Extract every line that contains the word "btuanalytics".

**Entries shown:**
════
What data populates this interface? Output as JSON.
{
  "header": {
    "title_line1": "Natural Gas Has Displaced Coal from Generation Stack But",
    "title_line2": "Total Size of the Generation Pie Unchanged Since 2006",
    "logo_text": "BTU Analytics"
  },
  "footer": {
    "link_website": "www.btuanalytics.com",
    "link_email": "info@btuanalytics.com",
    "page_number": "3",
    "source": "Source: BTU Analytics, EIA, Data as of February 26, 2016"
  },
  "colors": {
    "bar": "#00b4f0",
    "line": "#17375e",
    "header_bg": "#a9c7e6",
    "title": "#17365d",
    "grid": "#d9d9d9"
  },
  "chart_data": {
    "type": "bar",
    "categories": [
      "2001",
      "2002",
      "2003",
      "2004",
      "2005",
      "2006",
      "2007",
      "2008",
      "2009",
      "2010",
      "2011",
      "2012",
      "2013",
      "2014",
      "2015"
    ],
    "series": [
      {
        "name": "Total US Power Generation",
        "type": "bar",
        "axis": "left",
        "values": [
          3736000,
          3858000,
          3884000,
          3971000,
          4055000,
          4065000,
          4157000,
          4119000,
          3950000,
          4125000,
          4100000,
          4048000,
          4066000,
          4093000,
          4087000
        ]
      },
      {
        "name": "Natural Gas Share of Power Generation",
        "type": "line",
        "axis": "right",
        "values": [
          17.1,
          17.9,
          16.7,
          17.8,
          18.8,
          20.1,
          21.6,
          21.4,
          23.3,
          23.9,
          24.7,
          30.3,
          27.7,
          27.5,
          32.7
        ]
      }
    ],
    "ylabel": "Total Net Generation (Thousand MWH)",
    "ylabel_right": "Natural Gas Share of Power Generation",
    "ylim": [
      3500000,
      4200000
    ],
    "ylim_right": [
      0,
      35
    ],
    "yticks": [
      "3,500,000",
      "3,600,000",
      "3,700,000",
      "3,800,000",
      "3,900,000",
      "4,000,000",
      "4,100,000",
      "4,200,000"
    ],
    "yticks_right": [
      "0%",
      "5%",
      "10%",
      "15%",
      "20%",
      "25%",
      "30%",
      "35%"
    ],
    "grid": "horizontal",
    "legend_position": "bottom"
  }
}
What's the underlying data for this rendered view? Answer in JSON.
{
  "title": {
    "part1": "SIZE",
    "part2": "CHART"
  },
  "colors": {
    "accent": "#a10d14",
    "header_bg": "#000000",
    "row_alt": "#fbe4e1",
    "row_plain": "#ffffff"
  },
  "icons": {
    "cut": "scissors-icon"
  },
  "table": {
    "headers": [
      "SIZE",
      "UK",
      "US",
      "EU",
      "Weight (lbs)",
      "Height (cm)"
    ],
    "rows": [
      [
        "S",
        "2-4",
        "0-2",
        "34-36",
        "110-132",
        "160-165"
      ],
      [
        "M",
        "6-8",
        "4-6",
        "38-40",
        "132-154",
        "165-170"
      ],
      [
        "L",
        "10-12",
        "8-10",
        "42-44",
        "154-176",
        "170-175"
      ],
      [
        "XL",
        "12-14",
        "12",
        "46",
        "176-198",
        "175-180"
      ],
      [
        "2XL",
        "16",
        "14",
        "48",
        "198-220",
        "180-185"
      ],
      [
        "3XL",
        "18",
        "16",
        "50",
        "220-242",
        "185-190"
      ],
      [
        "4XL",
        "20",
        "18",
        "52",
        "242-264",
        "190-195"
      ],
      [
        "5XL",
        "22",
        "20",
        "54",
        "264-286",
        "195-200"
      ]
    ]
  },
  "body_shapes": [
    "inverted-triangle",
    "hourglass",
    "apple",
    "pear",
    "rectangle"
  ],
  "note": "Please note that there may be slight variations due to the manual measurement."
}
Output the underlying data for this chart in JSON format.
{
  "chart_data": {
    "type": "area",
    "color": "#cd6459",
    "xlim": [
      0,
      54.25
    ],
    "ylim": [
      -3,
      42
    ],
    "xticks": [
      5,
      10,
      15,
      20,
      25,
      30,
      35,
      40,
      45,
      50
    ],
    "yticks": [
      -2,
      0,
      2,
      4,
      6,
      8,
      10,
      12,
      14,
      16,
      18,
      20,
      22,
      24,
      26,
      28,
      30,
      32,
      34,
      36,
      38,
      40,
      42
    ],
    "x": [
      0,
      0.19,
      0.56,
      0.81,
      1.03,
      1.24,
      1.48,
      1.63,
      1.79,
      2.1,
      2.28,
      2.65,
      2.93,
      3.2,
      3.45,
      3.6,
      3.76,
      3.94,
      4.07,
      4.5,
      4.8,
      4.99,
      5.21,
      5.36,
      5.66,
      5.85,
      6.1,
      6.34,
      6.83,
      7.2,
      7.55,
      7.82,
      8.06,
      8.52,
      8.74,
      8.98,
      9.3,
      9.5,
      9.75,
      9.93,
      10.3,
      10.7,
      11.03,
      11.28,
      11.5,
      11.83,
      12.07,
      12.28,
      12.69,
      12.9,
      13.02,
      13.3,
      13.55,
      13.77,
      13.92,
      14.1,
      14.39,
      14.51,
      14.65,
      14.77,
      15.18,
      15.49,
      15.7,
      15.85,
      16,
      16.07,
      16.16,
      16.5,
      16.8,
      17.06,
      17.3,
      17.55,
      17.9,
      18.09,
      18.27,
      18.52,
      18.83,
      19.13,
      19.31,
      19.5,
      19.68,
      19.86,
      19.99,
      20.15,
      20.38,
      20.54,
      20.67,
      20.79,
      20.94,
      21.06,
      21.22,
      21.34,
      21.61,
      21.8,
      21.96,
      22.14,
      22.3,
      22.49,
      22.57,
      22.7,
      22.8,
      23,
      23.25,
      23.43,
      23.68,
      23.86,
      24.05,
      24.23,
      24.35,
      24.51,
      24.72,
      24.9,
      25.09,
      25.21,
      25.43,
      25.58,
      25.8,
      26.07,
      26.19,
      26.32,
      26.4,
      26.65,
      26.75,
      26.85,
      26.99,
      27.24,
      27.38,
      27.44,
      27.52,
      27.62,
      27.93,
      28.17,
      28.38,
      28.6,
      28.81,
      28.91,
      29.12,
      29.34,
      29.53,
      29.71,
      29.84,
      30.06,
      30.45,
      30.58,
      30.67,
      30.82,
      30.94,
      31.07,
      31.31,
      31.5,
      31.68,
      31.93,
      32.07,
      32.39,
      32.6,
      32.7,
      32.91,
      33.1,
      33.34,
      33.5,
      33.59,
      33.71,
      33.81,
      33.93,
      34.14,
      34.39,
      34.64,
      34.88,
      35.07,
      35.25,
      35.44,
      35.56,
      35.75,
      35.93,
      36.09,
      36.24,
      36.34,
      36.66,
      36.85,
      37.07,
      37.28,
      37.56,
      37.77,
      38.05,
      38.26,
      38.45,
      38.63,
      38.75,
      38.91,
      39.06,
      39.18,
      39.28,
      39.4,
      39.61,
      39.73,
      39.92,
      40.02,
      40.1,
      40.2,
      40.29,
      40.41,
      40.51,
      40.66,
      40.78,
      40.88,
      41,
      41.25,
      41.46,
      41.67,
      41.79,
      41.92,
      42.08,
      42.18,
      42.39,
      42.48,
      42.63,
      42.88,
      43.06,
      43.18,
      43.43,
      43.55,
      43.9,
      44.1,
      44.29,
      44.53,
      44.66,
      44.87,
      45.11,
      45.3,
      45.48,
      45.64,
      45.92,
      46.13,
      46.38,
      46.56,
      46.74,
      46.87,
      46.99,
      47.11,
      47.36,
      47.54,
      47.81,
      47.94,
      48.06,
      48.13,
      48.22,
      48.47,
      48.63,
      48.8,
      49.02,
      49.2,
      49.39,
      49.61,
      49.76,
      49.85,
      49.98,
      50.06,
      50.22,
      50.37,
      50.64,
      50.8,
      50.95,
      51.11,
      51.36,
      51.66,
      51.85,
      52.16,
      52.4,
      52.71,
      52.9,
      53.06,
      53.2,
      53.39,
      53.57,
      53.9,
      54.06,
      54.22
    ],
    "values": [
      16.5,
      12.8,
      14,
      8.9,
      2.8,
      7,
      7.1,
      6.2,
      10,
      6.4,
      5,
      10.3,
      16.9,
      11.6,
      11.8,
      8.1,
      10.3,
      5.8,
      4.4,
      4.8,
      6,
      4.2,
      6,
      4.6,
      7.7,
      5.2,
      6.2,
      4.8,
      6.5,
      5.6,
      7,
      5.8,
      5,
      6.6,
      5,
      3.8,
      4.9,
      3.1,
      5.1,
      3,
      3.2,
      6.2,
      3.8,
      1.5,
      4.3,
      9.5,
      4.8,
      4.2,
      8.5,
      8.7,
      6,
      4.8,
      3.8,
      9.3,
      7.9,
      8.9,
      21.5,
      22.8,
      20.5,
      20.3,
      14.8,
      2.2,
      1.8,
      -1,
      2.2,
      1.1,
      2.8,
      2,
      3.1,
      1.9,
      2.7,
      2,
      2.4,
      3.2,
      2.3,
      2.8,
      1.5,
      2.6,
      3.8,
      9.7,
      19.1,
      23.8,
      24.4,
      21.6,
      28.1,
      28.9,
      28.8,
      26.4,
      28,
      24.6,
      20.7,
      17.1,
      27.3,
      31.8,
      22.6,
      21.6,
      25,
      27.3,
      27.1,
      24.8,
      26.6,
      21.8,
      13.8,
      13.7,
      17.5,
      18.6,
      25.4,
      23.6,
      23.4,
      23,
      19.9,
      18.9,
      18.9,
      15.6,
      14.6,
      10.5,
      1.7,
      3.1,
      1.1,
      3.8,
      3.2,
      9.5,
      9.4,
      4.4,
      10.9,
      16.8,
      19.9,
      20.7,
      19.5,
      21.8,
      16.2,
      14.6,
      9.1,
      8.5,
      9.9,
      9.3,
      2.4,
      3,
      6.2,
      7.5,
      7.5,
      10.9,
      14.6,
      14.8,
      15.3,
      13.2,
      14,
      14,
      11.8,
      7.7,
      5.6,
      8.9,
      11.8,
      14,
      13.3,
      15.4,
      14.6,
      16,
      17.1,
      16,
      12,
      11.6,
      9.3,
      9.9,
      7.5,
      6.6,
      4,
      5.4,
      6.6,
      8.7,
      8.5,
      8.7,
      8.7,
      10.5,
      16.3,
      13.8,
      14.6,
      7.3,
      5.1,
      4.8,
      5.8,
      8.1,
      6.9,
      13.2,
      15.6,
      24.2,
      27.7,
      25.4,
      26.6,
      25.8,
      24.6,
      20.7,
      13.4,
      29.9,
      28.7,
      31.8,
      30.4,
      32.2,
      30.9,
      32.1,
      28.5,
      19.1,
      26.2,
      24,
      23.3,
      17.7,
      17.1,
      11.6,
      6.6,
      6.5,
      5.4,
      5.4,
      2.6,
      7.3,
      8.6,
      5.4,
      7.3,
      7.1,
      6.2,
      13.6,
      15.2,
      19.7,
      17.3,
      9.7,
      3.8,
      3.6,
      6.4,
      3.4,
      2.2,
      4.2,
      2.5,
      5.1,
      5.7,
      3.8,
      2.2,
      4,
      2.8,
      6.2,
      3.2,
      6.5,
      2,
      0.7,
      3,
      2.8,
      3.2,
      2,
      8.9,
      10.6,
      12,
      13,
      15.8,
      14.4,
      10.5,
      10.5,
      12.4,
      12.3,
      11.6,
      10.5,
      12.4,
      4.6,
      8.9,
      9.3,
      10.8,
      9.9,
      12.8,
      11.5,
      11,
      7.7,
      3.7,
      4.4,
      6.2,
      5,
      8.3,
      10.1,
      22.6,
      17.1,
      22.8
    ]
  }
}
════
**Finished exercise:**
    "link_website": "www.btuanalytics.com",
    "link_email": "info@btuanalytics.com",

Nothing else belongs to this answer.